• TO BE DONE:
Your task is to repeat the entries word for word while leaving out the pictures.

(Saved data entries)

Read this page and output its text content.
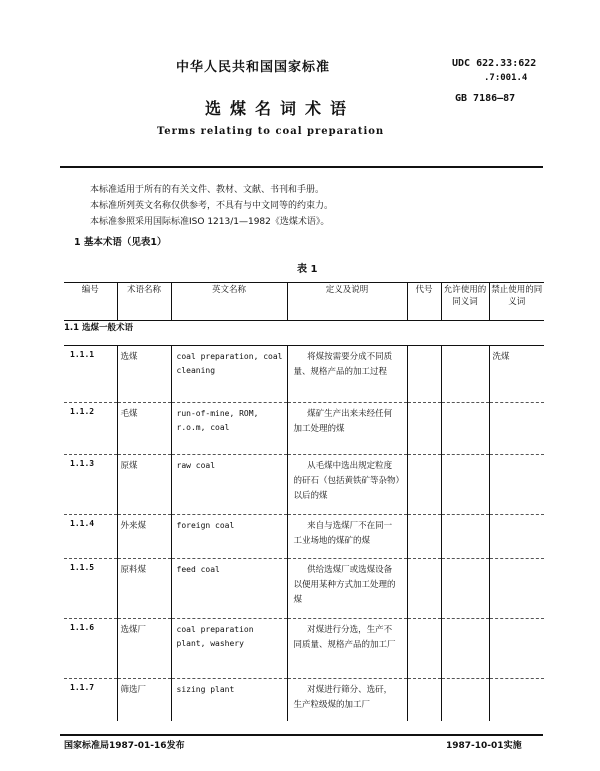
中华人民共和国国家标准	UDC 622.33:622
.7:001.4
GB 7186—87
选煤名词术语
Terms relating to coal preparation
本标准适用于所有的有关文件、教材、文献、书刊和手册。
本标准所列英文名称仅供参考，不具有与中文同等的约束力。
本标准参照采用国际标准ISO 1213/1—1982《选煤术语》。
1 基本术语（见表1）
表 1
编号	术语名称	英文名称	定义及说明	代号	允许使用的同义词	禁止使用的同义词
1.1 选煤一般术语						
1.1.1	选煤	coal preparation, coal cleaning	将煤按需要分成不同质量、规格产品的加工过程			洗煤
1.1.2	毛煤	run-of-mine, ROM, r.o.m, coal	煤矿生产出来未经任何加工处理的煤			
1.1.3	原煤	raw coal	从毛煤中选出规定粒度的矸石（包括黄铁矿等杂物）以后的煤			
1.1.4	外来煤	foreign coal	来自与选煤厂不在同一工业场地的煤矿的煤			
1.1.5	原料煤	feed coal	供给选煤厂或选煤设备以便用某种方式加工处理的煤			
1.1.6	选煤厂	coal preparation plant, washery	对煤进行分选，生产不同质量、规格产品的加工厂			
1.1.7	筛选厂	sizing plant	对煤进行筛分、选矸，生产粒级煤的加工厂			
国家标准局1987-01-16发布	1987-10-01实施
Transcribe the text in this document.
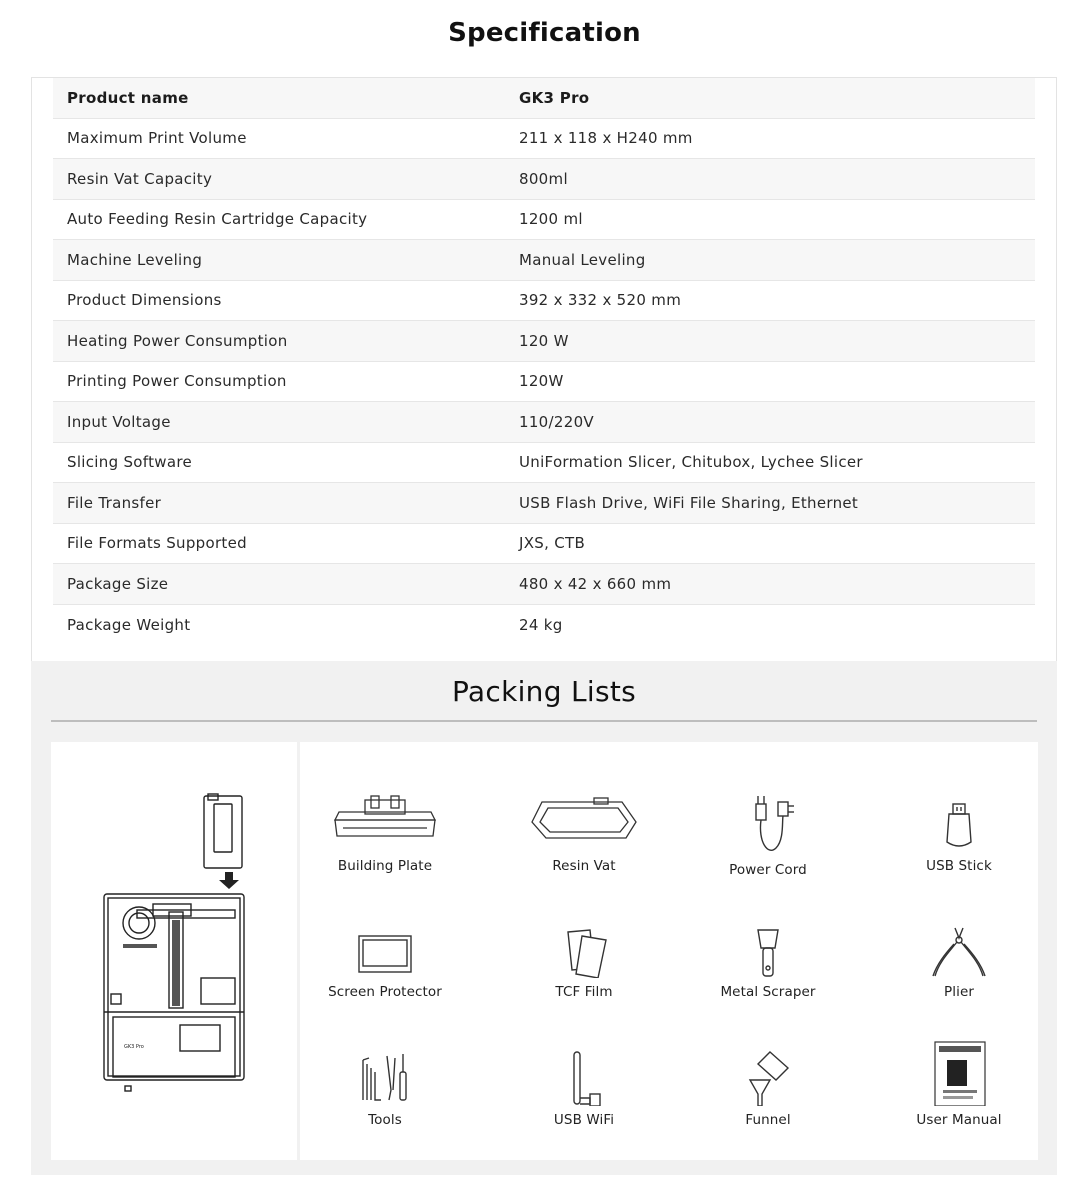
Specification
Product name	GK3 Pro
Maximum Print Volume	211 x 118 x H240 mm
Resin Vat Capacity	800ml
Auto Feeding Resin Cartridge Capacity	1200 ml
Machine Leveling	Manual Leveling
Product Dimensions	392 x 332 x 520 mm
Heating Power Consumption	120 W
Printing Power Consumption	120W
Input Voltage	110/220V
Slicing Software	UniFormation Slicer, Chitubox, Lychee Slicer
File Transfer	USB Flash Drive, WiFi File Sharing, Ethernet
File Formats Supported	JXS, CTB
Package Size	480 x 42 x 660 mm
Package Weight	24 kg
Packing Lists
GK3 Pro
Building Plate	Resin Vat	Power Cord	USB Stick
Screen Protector	TCF Film	Metal Scraper	Plier
Tools	USB WiFi	Funnel	User Manual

• WORKED ANSWER:
Read this page and output its text content.
中华人民共和国国家标准	UDC 622.33:622
.7:001.4
GB 7186—87
选煤名词术语
Terms relating to coal preparation
本标准适用于所有的有关文件、教材、文献、书刊和手册。
本标准所列英文名称仅供参考，不具有与中文同等的约束力。
本标准参照采用国际标准ISO 1213/1—1982《选煤术语》。
1 基本术语（见表1）
表 1
编号	术语名称	英文名称	定义及说明	代号	允许使用的同义词	禁止使用的同义词
1.1 选煤一般术语						
1.1.1	选煤	coal preparation, coal cleaning	将煤按需要分成不同质量、规格产品的加工过程			洗煤
1.1.2	毛煤	run-of-mine, ROM, r.o.m, coal	煤矿生产出来未经任何加工处理的煤			
1.1.3	原煤	raw coal	从毛煤中选出规定粒度的矸石（包括黄铁矿等杂物）以后的煤			
1.1.4	外来煤	foreign coal	来自与选煤厂不在同一工业场地的煤矿的煤			
1.1.5	原料煤	feed coal	供给选煤厂或选煤设备以便用某种方式加工处理的煤			
1.1.6	选煤厂	coal preparation plant, washery	对煤进行分选，生产不同质量、规格产品的加工厂			
1.1.7	筛选厂	sizing plant	对煤进行筛分、选矸，生产粒级煤的加工厂			
国家标准局1987-01-16发布	1987-10-01实施
Transcribe the text in this document.
Specification
Product name	GK3 Pro
Maximum Print Volume	211 x 118 x H240 mm
Resin Vat Capacity	800ml
Auto Feeding Resin Cartridge Capacity	1200 ml
Machine Leveling	Manual Leveling
Product Dimensions	392 x 332 x 520 mm
Heating Power Consumption	120 W
Printing Power Consumption	120W
Input Voltage	110/220V
Slicing Software	UniFormation Slicer, Chitubox, Lychee Slicer
File Transfer	USB Flash Drive, WiFi File Sharing, Ethernet
File Formats Supported	JXS, CTB
Package Size	480 x 42 x 660 mm
Package Weight	24 kg
Packing Lists
GK3 Pro
Building Plate	Resin Vat	Power Cord	USB Stick
Screen Protector	TCF Film	Metal Scraper	Plier
Tools	USB WiFi	Funnel	User Manual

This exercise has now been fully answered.